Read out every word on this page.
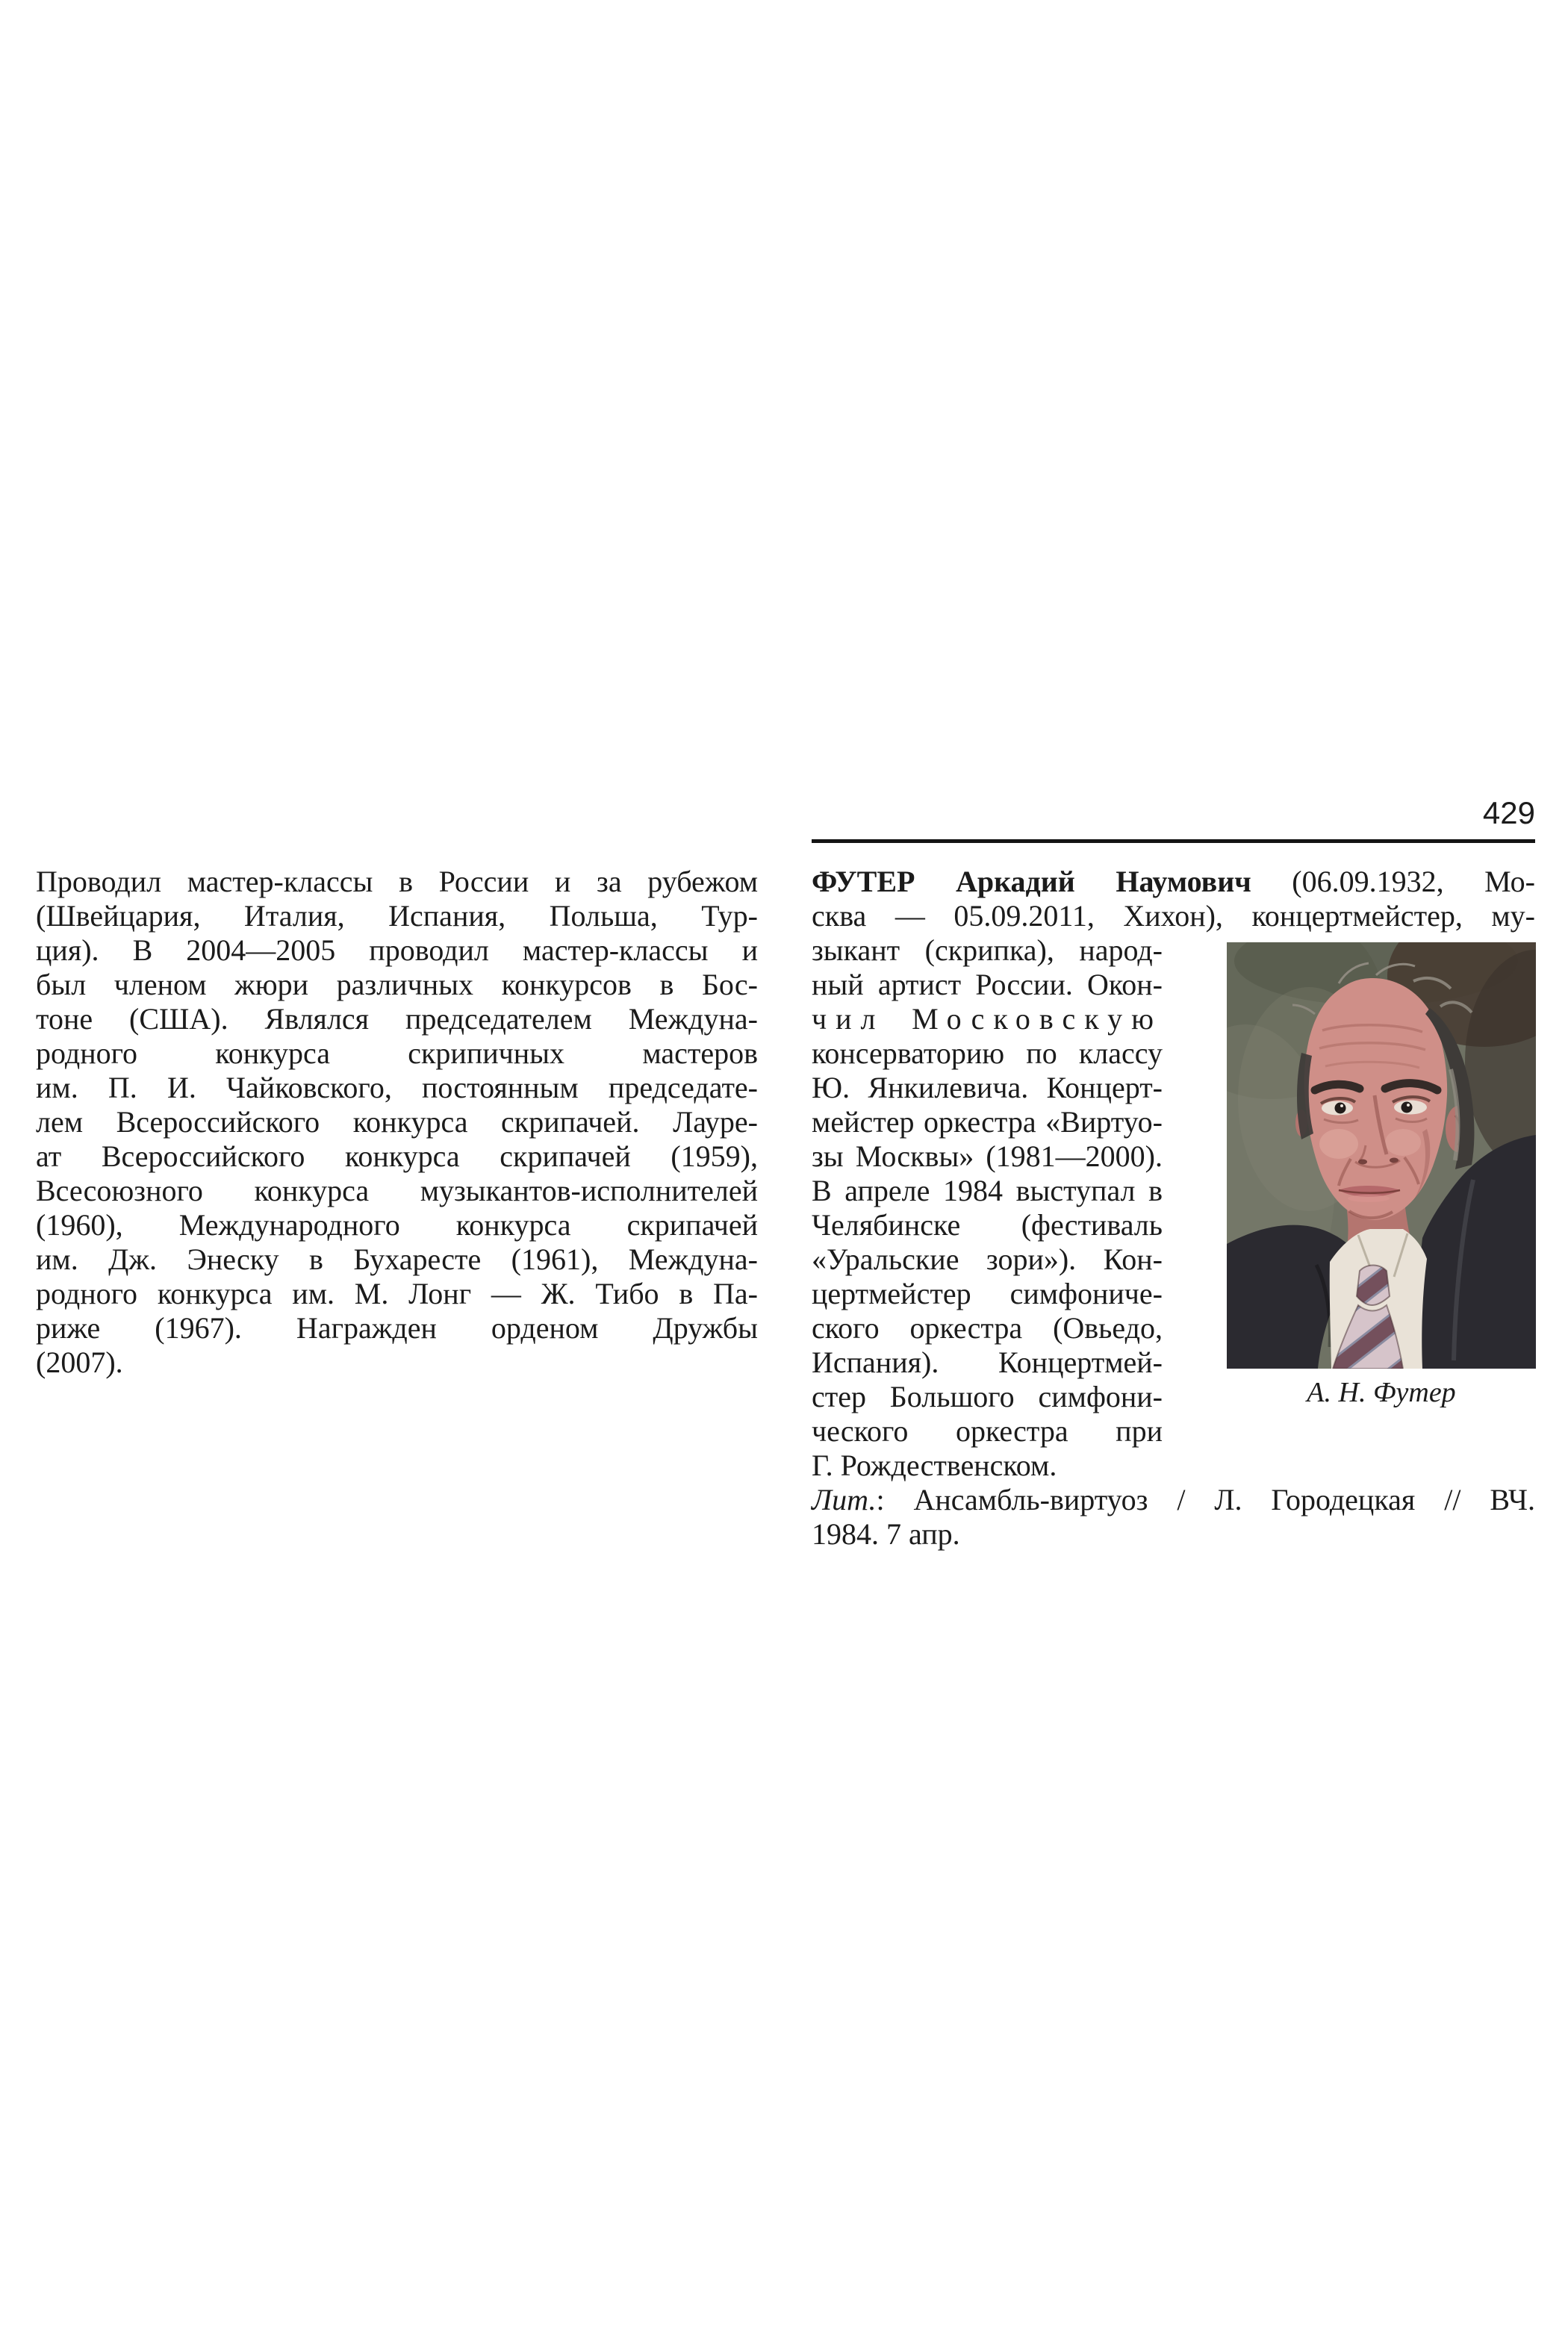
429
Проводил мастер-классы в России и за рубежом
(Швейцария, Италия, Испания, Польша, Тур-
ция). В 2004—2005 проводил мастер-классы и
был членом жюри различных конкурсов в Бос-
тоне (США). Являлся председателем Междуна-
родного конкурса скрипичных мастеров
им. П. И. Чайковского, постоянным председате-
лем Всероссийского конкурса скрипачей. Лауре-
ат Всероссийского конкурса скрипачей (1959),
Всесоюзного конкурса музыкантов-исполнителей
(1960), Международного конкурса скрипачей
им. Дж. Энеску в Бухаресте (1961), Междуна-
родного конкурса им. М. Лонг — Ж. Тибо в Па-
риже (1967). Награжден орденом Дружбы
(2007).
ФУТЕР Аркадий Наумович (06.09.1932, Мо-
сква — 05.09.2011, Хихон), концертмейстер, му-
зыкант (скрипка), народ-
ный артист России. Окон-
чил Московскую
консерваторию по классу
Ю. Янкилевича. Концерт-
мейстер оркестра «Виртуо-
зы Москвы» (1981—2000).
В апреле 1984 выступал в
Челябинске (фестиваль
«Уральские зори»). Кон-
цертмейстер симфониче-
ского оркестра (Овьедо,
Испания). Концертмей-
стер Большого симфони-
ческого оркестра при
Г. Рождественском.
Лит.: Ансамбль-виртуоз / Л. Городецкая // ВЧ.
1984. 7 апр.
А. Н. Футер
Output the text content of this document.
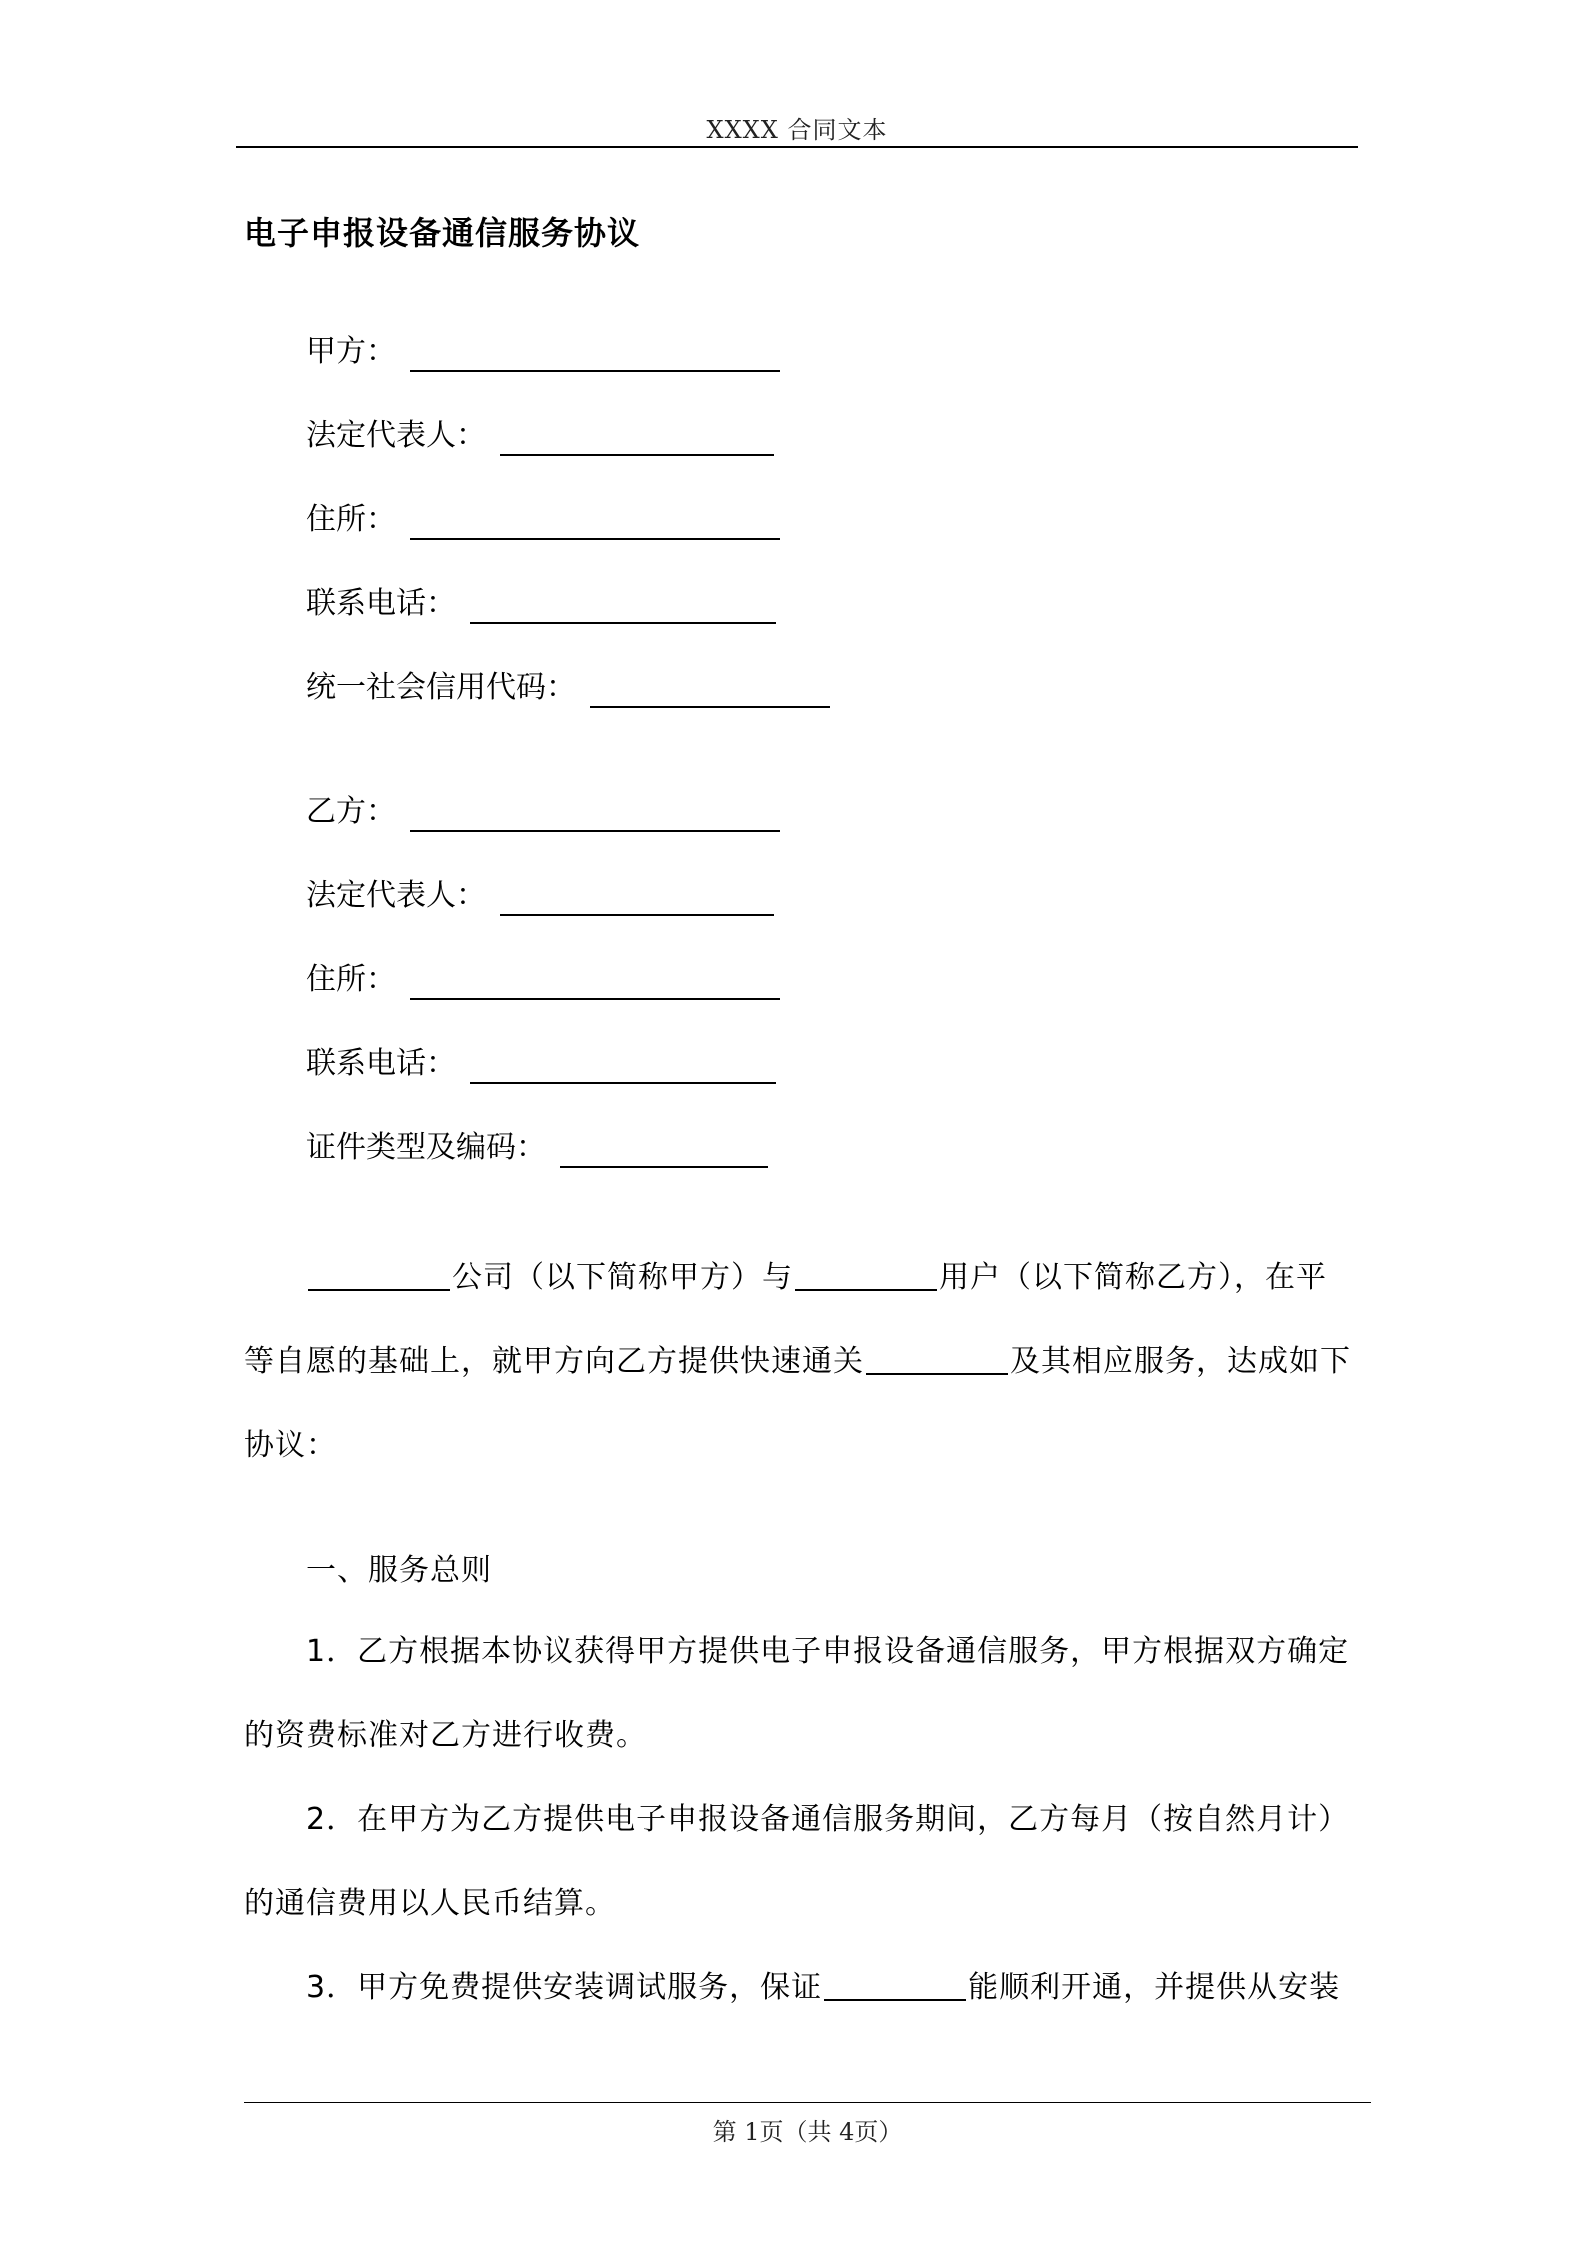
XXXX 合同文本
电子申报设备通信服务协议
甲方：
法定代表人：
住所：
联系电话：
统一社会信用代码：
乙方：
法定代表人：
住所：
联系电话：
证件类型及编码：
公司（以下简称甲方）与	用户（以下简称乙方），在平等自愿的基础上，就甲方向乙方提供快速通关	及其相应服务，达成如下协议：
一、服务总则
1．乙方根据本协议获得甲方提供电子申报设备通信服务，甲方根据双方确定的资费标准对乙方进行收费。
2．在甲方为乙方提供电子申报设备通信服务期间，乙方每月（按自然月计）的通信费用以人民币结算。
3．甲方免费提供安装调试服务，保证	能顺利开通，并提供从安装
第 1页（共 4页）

▶ Directions for this task
Write the entries above out in full, exactly, with no images.

▶ Response
Read out every word on this page.
429
Проводил мастер-классы в России и за рубежом
(Швейцария, Италия, Испания, Польша, Тур-
ция). В 2004—2005 проводил мастер-классы и
был членом жюри различных конкурсов в Бос-
тоне (США). Являлся председателем Междуна-
родного конкурса скрипичных мастеров
им. П. И. Чайковского, постоянным председате-
лем Всероссийского конкурса скрипачей. Лауре-
ат Всероссийского конкурса скрипачей (1959),
Всесоюзного конкурса музыкантов-исполнителей
(1960), Международного конкурса скрипачей
им. Дж. Энеску в Бухаресте (1961), Междуна-
родного конкурса им. М. Лонг — Ж. Тибо в Па-
риже (1967). Награжден орденом Дружбы
(2007).
ФУТЕР Аркадий Наумович (06.09.1932, Мо-
сква — 05.09.2011, Хихон), концертмейстер, му-
зыкант (скрипка), народ-
ный артист России. Окон-
чил Московскую
консерваторию по классу
Ю. Янкилевича. Концерт-
мейстер оркестра «Виртуо-
зы Москвы» (1981—2000).
В апреле 1984 выступал в
Челябинске (фестиваль
«Уральские зори»). Кон-
цертмейстер симфониче-
ского оркестра (Овьедо,
Испания). Концертмей-
стер Большого симфони-
ческого оркестра при
Г. Рождественском.
Лит.: Ансамбль-виртуоз / Л. Городецкая // ВЧ.
1984. 7 апр.
А. Н. Футер
Output the text content of this document.
XXXX 合同文本
电子申报设备通信服务协议
甲方：
法定代表人：
住所：
联系电话：
统一社会信用代码：
乙方：
法定代表人：
住所：
联系电话：
证件类型及编码：
公司（以下简称甲方）与	用户（以下简称乙方），在平等自愿的基础上，就甲方向乙方提供快速通关	及其相应服务，达成如下协议：
一、服务总则
1．乙方根据本协议获得甲方提供电子申报设备通信服务，甲方根据双方确定的资费标准对乙方进行收费。
2．在甲方为乙方提供电子申报设备通信服务期间，乙方每月（按自然月计）的通信费用以人民币结算。
3．甲方免费提供安装调试服务，保证	能顺利开通，并提供从安装
第 1页（共 4页）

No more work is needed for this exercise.